• _Fragmento de texto_
Dedicar más del 30% o más del 50% del sueldo al alquiler aumenta la probabilidad de tener problemas de salud mental entre los jóvenes, así como una escasa o nula capacidad de ahorro o compartir piso. Un nuevo informe del Consejo de la Juventud de España, Fad Juventud y Oxfam muestra que los jóvenes afectados por la crisis de vivienda, que son mayoría, tienen una salud mental más delicada.

El estudio recuerda que el acceso a la vivienda afecta directamente al 45% de la población y más concretamente al 62,7% de la población joven y pregunta por su salud mental a personas con distintas relaciones con la problemática de la vivienda. El resultado es claro. “El contexto socioeconómico de las personas jóvenes está claramente correlacionado con peores datos de salud mental”, dice Anna Sanmartín, directora de investigación de Fad Juventud, que pide soluciones “que atiendan a problemas socioeconómicos como forma de prevención”. Entre ellos, abordar la precariedad y la pobreza y garantizar el derecho a la vivienda.

En las personas de entre 16 y 34 años, tan solo un 29,3% declaran tener una salud mental mala o regular entre quienes dedican menos del 30% de sus ingresos a la vivienda. Esa cifra aumenta al 32.5% de quienes destinan entre un 30 y un 50% y se dispara al 46,7% entre quienes dedican más del 50% de sus ingresos al alquiler. Teniendo en cuenta que el 85% de las personas que viven de alquiler dedican más del 30% al pago de la vivienda y una de cada tres supera el 50%, las probabilidades de que la precariedad en el acceso de la vivienda afecten a la salud mental de un joven son muy elevadas.

(Registros de un conjunto de datos)
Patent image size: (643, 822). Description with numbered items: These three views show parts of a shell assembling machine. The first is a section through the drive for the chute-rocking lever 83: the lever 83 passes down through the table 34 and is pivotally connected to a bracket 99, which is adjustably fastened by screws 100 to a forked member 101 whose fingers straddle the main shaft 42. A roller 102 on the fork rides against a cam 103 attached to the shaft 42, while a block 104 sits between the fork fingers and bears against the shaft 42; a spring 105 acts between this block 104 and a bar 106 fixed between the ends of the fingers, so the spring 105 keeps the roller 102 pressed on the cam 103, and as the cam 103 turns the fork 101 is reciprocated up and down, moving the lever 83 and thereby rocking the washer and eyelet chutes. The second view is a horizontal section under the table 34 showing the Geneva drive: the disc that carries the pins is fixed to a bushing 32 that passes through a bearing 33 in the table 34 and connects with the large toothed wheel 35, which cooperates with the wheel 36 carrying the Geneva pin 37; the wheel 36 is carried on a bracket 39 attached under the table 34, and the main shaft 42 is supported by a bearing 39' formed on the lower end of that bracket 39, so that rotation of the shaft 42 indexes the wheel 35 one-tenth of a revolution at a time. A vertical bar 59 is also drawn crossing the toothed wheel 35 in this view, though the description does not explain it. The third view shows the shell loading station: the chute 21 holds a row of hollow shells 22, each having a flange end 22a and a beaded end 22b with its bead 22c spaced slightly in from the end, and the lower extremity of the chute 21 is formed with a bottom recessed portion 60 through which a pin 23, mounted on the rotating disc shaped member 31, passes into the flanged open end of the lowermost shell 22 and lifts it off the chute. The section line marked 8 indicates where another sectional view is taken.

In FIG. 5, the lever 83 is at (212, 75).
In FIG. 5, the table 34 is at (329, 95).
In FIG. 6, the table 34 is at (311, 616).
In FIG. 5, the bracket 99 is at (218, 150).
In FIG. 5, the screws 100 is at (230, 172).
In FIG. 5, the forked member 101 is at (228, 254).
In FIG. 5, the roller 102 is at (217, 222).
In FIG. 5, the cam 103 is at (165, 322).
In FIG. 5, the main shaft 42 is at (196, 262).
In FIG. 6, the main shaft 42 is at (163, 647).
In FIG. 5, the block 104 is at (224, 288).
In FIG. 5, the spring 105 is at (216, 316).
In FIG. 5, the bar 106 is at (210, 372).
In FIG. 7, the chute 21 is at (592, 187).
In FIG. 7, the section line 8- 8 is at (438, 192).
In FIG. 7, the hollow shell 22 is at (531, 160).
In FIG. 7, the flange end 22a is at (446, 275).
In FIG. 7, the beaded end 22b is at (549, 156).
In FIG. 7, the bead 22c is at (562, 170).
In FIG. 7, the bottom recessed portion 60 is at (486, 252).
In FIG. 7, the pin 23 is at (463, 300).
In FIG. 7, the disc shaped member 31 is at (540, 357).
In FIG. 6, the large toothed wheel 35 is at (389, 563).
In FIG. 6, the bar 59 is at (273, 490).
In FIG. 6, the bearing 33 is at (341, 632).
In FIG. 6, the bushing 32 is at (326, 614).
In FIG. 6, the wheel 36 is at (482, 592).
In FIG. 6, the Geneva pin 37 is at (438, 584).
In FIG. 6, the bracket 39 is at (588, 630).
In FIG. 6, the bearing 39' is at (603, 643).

• _Tareas obligatorias_
a: Reescribe todo lo que va desde "En las personas" hasta "son muy elevadas." en el texto sobre vivienda y salud mental, cambiando "ingresos" por "ganancias".
b: Según el texto sobre vivienda y salud mental, ¿a qué porcentaje de la población joven afecta directamente el acceso a la vivienda?
c: Resume en dos oraciones el texto sobre vivienda y salud mental.

• _Resultados por tarea_
a:
En las personas de entre 16 y 34 años, tan solo un 29,3% declaran tener una salud mental mala o regular entre quienes dedican menos del 30% de sus ganancias a la vivienda. Esa cifra aumenta al 32.5% de quienes destinan entre un 30 y un 50% y se dispara al 46,7% entre quienes dedican más del 50% de sus ganancias al alquiler. Teniendo en cuenta que el 85% de las personas que viven de alquiler dedican más del 30% al pago de la vivienda y una de cada tres supera el 50%, las probabilidades de que la precariedad en el acceso de la vivienda afecten a la salud mental de un joven son muy elevadas.

b: Al 62,7% de la población joven.

c: Un informe del Consejo de la Juventud de España, Fad Juventud y Oxfam muestra que los jóvenes afectados por la crisis de vivienda tienen una salud mental más delicada, y que dedicar más del 30% o del 50% del sueldo al alquiler aumenta la probabilidad de tener problemas de salud mental. Entre las personas de 16 a 34 años, quienes declaran una salud mental mala o regular pasan del 29,3% entre los que dedican menos del 30% de sus ingresos a la vivienda al 46,7% entre los que dedican más del 50% al alquiler.